REQUIRED TASK> Your task is to quote the material that follows, in full and exactly.

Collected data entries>
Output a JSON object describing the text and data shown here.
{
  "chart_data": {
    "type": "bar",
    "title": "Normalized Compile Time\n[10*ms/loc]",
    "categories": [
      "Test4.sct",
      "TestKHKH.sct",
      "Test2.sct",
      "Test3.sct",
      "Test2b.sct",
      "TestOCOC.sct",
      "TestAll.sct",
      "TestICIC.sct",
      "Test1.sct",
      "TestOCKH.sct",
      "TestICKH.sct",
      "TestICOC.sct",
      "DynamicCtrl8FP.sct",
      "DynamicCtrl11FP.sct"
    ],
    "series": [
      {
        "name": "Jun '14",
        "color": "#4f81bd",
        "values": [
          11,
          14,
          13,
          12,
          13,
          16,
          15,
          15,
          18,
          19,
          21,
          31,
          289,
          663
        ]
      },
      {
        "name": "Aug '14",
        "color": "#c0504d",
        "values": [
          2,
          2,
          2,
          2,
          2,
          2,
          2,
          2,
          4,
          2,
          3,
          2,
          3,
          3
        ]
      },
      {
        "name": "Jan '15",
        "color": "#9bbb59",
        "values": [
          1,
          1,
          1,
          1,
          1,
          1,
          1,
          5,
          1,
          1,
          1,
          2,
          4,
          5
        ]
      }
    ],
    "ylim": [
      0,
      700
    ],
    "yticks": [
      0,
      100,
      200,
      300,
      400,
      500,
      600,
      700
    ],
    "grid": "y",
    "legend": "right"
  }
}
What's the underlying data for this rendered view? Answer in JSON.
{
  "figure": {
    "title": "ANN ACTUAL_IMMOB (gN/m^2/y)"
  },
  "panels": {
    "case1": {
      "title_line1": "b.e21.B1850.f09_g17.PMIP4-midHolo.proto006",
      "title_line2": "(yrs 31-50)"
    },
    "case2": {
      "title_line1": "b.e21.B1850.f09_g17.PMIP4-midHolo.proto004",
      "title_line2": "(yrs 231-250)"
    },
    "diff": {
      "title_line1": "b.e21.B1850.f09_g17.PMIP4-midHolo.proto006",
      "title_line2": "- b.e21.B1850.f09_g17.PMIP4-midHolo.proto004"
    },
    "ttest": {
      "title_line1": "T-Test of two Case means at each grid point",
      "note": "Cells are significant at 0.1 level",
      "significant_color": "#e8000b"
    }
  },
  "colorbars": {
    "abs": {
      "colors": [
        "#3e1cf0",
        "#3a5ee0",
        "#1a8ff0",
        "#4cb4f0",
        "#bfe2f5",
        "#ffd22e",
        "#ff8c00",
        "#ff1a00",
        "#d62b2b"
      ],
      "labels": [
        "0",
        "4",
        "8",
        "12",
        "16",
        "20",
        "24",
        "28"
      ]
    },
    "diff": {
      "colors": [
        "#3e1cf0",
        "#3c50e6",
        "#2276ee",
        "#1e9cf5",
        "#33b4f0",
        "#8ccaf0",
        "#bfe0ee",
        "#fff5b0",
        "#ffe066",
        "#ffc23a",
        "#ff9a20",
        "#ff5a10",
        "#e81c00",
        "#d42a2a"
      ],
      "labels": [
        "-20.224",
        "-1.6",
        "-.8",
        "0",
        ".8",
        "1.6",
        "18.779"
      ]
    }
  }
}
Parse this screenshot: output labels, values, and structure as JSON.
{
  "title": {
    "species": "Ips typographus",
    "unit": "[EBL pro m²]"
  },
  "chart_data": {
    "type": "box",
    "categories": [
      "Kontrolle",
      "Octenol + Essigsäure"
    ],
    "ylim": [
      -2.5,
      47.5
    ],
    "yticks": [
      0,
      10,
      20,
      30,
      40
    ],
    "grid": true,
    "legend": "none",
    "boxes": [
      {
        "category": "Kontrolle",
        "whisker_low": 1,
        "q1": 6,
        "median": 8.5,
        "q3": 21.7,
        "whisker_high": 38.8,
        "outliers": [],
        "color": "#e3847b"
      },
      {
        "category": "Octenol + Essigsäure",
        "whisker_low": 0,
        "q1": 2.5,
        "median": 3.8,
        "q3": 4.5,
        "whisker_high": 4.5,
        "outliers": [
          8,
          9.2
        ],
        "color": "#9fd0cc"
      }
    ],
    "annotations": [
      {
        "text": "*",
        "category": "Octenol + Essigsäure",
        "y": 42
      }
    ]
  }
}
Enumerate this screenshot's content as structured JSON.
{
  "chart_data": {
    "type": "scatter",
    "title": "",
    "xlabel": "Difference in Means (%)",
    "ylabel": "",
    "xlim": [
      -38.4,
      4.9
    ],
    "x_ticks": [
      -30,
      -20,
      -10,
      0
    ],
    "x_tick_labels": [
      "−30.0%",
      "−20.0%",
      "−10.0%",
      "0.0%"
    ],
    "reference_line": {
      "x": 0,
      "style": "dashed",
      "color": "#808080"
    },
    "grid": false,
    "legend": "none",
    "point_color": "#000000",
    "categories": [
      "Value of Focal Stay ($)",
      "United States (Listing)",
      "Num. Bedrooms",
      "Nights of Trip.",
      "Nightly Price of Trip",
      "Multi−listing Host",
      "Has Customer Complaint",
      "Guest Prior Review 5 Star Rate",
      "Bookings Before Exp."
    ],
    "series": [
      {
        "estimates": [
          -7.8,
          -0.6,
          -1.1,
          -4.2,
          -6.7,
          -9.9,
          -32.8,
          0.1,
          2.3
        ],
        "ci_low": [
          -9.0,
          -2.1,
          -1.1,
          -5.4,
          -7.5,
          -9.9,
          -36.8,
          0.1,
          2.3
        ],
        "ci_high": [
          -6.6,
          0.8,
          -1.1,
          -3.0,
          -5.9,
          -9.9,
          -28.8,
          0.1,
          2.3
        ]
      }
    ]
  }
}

ANSWER TO THE PROBLEM>
Output a JSON object describing the text and data shown here.
{
  "chart_data": {
    "type": "bar",
    "title": "Normalized Compile Time\n[10*ms/loc]",
    "categories": [
      "Test4.sct",
      "TestKHKH.sct",
      "Test2.sct",
      "Test3.sct",
      "Test2b.sct",
      "TestOCOC.sct",
      "TestAll.sct",
      "TestICIC.sct",
      "Test1.sct",
      "TestOCKH.sct",
      "TestICKH.sct",
      "TestICOC.sct",
      "DynamicCtrl8FP.sct",
      "DynamicCtrl11FP.sct"
    ],
    "series": [
      {
        "name": "Jun '14",
        "color": "#4f81bd",
        "values": [
          11,
          14,
          13,
          12,
          13,
          16,
          15,
          15,
          18,
          19,
          21,
          31,
          289,
          663
        ]
      },
      {
        "name": "Aug '14",
        "color": "#c0504d",
        "values": [
          2,
          2,
          2,
          2,
          2,
          2,
          2,
          2,
          4,
          2,
          3,
          2,
          3,
          3
        ]
      },
      {
        "name": "Jan '15",
        "color": "#9bbb59",
        "values": [
          1,
          1,
          1,
          1,
          1,
          1,
          1,
          5,
          1,
          1,
          1,
          2,
          4,
          5
        ]
      }
    ],
    "ylim": [
      0,
      700
    ],
    "yticks": [
      0,
      100,
      200,
      300,
      400,
      500,
      600,
      700
    ],
    "grid": "y",
    "legend": "right"
  }
}
What's the underlying data for this rendered view? Answer in JSON.
{
  "figure": {
    "title": "ANN ACTUAL_IMMOB (gN/m^2/y)"
  },
  "panels": {
    "case1": {
      "title_line1": "b.e21.B1850.f09_g17.PMIP4-midHolo.proto006",
      "title_line2": "(yrs 31-50)"
    },
    "case2": {
      "title_line1": "b.e21.B1850.f09_g17.PMIP4-midHolo.proto004",
      "title_line2": "(yrs 231-250)"
    },
    "diff": {
      "title_line1": "b.e21.B1850.f09_g17.PMIP4-midHolo.proto006",
      "title_line2": "- b.e21.B1850.f09_g17.PMIP4-midHolo.proto004"
    },
    "ttest": {
      "title_line1": "T-Test of two Case means at each grid point",
      "note": "Cells are significant at 0.1 level",
      "significant_color": "#e8000b"
    }
  },
  "colorbars": {
    "abs": {
      "colors": [
        "#3e1cf0",
        "#3a5ee0",
        "#1a8ff0",
        "#4cb4f0",
        "#bfe2f5",
        "#ffd22e",
        "#ff8c00",
        "#ff1a00",
        "#d62b2b"
      ],
      "labels": [
        "0",
        "4",
        "8",
        "12",
        "16",
        "20",
        "24",
        "28"
      ]
    },
    "diff": {
      "colors": [
        "#3e1cf0",
        "#3c50e6",
        "#2276ee",
        "#1e9cf5",
        "#33b4f0",
        "#8ccaf0",
        "#bfe0ee",
        "#fff5b0",
        "#ffe066",
        "#ffc23a",
        "#ff9a20",
        "#ff5a10",
        "#e81c00",
        "#d42a2a"
      ],
      "labels": [
        "-20.224",
        "-1.6",
        "-.8",
        "0",
        ".8",
        "1.6",
        "18.779"
      ]
    }
  }
}
Parse this screenshot: output labels, values, and structure as JSON.
{
  "title": {
    "species": "Ips typographus",
    "unit": "[EBL pro m²]"
  },
  "chart_data": {
    "type": "box",
    "categories": [
      "Kontrolle",
      "Octenol + Essigsäure"
    ],
    "ylim": [
      -2.5,
      47.5
    ],
    "yticks": [
      0,
      10,
      20,
      30,
      40
    ],
    "grid": true,
    "legend": "none",
    "boxes": [
      {
        "category": "Kontrolle",
        "whisker_low": 1,
        "q1": 6,
        "median": 8.5,
        "q3": 21.7,
        "whisker_high": 38.8,
        "outliers": [],
        "color": "#e3847b"
      },
      {
        "category": "Octenol + Essigsäure",
        "whisker_low": 0,
        "q1": 2.5,
        "median": 3.8,
        "q3": 4.5,
        "whisker_high": 4.5,
        "outliers": [
          8,
          9.2
        ],
        "color": "#9fd0cc"
      }
    ],
    "annotations": [
      {
        "text": "*",
        "category": "Octenol + Essigsäure",
        "y": 42
      }
    ]
  }
}
Enumerate this screenshot's content as structured JSON.
{
  "chart_data": {
    "type": "scatter",
    "title": "",
    "xlabel": "Difference in Means (%)",
    "ylabel": "",
    "xlim": [
      -38.4,
      4.9
    ],
    "x_ticks": [
      -30,
      -20,
      -10,
      0
    ],
    "x_tick_labels": [
      "−30.0%",
      "−20.0%",
      "−10.0%",
      "0.0%"
    ],
    "reference_line": {
      "x": 0,
      "style": "dashed",
      "color": "#808080"
    },
    "grid": false,
    "legend": "none",
    "point_color": "#000000",
    "categories": [
      "Value of Focal Stay ($)",
      "United States (Listing)",
      "Num. Bedrooms",
      "Nights of Trip.",
      "Nightly Price of Trip",
      "Multi−listing Host",
      "Has Customer Complaint",
      "Guest Prior Review 5 Star Rate",
      "Bookings Before Exp."
    ],
    "series": [
      {
        "estimates": [
          -7.8,
          -0.6,
          -1.1,
          -4.2,
          -6.7,
          -9.9,
          -32.8,
          0.1,
          2.3
        ],
        "ci_low": [
          -9.0,
          -2.1,
          -1.1,
          -5.4,
          -7.5,
          -9.9,
          -36.8,
          0.1,
          2.3
        ],
        "ci_high": [
          -6.6,
          0.8,
          -1.1,
          -3.0,
          -5.9,
          -9.9,
          -28.8,
          0.1,
          2.3
        ]
      }
    ]
  }
}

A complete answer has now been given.